**INSTRUCTIONS FOR THE TASK**
Set out the records below again exactly; skip the images.

**RECORD EXCERPTS**
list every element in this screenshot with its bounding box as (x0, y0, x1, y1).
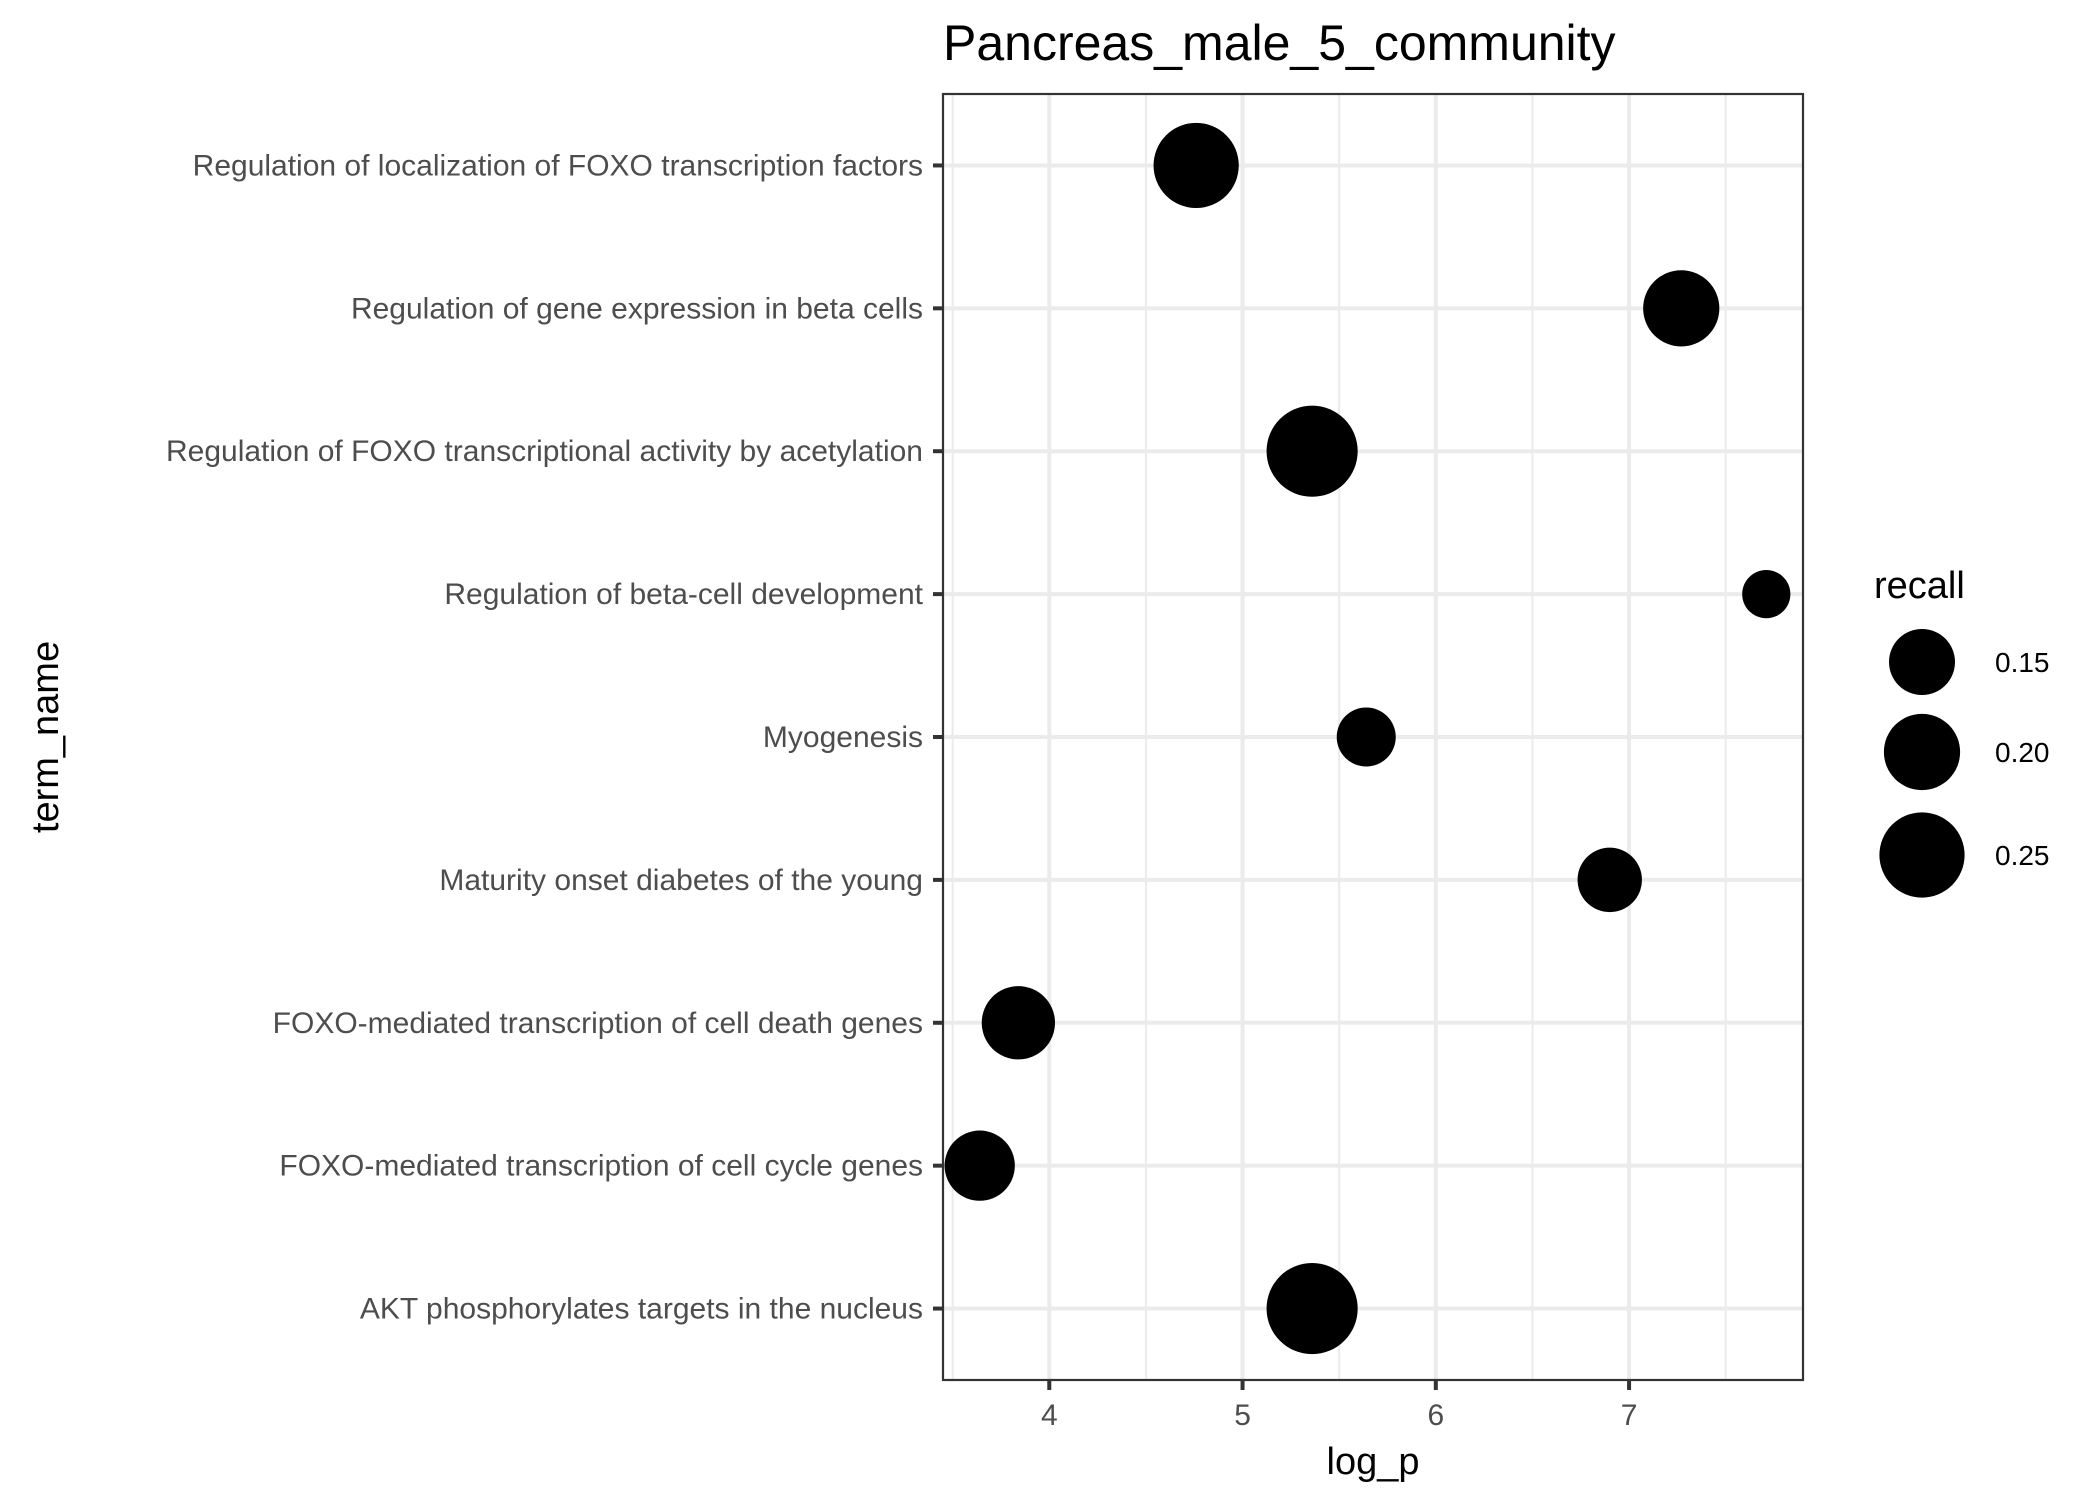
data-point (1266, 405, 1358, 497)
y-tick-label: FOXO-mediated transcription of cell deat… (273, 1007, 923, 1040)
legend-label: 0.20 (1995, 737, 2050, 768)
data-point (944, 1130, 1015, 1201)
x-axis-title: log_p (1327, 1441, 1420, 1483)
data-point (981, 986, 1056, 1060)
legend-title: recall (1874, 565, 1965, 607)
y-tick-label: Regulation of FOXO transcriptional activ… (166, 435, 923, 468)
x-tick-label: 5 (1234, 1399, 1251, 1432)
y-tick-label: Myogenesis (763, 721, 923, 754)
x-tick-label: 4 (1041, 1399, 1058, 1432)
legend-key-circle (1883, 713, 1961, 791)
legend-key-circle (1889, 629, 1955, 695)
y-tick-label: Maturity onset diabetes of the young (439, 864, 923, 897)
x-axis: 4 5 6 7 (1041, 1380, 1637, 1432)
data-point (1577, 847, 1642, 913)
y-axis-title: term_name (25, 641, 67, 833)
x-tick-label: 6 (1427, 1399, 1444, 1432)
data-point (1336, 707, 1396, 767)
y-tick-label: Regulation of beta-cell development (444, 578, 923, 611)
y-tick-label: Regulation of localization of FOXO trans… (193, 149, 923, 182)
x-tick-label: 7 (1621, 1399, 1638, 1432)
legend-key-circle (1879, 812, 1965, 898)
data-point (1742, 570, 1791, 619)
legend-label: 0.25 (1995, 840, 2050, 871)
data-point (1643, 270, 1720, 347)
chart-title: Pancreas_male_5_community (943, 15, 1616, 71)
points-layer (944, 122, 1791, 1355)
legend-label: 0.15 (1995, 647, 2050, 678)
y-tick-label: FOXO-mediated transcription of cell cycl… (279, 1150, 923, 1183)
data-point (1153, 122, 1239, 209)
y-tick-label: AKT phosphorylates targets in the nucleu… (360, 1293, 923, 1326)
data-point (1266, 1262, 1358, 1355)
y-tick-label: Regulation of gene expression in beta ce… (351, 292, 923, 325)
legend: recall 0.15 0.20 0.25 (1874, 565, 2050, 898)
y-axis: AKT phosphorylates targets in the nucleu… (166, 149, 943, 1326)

**TASK RESPONSE**
list every element in this screenshot with its bounding box as (x0, y0, x1, y1).
data-point (1266, 405, 1358, 497)
y-tick-label: FOXO-mediated transcription of cell deat… (273, 1007, 923, 1040)
legend-label: 0.20 (1995, 737, 2050, 768)
data-point (944, 1130, 1015, 1201)
x-axis-title: log_p (1327, 1441, 1420, 1483)
data-point (981, 986, 1056, 1060)
legend-title: recall (1874, 565, 1965, 607)
y-tick-label: Regulation of FOXO transcriptional activ… (166, 435, 923, 468)
x-tick-label: 5 (1234, 1399, 1251, 1432)
y-tick-label: Myogenesis (763, 721, 923, 754)
x-tick-label: 4 (1041, 1399, 1058, 1432)
legend-key-circle (1883, 713, 1961, 791)
legend-key-circle (1889, 629, 1955, 695)
y-tick-label: Maturity onset diabetes of the young (439, 864, 923, 897)
x-axis: 4 5 6 7 (1041, 1380, 1637, 1432)
data-point (1577, 847, 1642, 913)
y-axis-title: term_name (25, 641, 67, 833)
x-tick-label: 6 (1427, 1399, 1444, 1432)
data-point (1336, 707, 1396, 767)
y-tick-label: Regulation of beta-cell development (444, 578, 923, 611)
y-tick-label: Regulation of localization of FOXO trans… (193, 149, 923, 182)
x-tick-label: 7 (1621, 1399, 1638, 1432)
legend-key-circle (1879, 812, 1965, 898)
data-point (1742, 570, 1791, 619)
legend-label: 0.25 (1995, 840, 2050, 871)
data-point (1643, 270, 1720, 347)
chart-title: Pancreas_male_5_community (943, 15, 1616, 71)
points-layer (944, 122, 1791, 1355)
legend-label: 0.15 (1995, 647, 2050, 678)
y-tick-label: FOXO-mediated transcription of cell cycl… (279, 1150, 923, 1183)
data-point (1153, 122, 1239, 209)
y-tick-label: AKT phosphorylates targets in the nucleu… (360, 1293, 923, 1326)
data-point (1266, 1262, 1358, 1355)
y-tick-label: Regulation of gene expression in beta ce… (351, 292, 923, 325)
legend: recall 0.15 0.20 0.25 (1874, 565, 2050, 898)
y-axis: AKT phosphorylates targets in the nucleu… (166, 149, 943, 1326)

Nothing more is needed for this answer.